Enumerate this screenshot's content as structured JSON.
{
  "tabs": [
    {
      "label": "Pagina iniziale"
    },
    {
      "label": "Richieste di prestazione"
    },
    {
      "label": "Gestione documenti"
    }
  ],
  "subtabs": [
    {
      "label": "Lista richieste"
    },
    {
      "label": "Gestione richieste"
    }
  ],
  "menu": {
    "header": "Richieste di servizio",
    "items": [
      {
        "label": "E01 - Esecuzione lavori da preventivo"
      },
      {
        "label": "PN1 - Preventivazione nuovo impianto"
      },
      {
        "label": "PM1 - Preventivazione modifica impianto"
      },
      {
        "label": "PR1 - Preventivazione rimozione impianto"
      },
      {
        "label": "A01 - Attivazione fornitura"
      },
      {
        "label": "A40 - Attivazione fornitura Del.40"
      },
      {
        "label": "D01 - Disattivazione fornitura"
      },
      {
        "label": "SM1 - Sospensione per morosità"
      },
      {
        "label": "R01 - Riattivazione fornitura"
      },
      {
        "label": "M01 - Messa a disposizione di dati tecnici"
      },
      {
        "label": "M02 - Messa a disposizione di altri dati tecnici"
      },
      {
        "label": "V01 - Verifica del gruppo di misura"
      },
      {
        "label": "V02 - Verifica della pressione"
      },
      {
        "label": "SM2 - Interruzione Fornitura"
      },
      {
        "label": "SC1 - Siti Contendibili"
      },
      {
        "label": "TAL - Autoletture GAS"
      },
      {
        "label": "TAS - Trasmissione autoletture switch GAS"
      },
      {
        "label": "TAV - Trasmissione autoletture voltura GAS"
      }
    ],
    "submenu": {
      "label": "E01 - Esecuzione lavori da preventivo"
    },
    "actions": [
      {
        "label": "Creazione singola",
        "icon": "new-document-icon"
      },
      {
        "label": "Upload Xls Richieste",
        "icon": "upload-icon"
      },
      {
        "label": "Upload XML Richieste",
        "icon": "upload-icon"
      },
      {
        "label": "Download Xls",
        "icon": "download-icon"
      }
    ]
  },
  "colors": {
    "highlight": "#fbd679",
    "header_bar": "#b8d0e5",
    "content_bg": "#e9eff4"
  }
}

▶ Instruction: Select, from the listing, all lines that include the word "impianto".

▶ Task response:
        "label": "PN1 - Preventivazione nuovo impianto"
        "label": "PM1 - Preventivazione modifica impianto"
        "label": "PR1 - Preventivazione rimozione impianto"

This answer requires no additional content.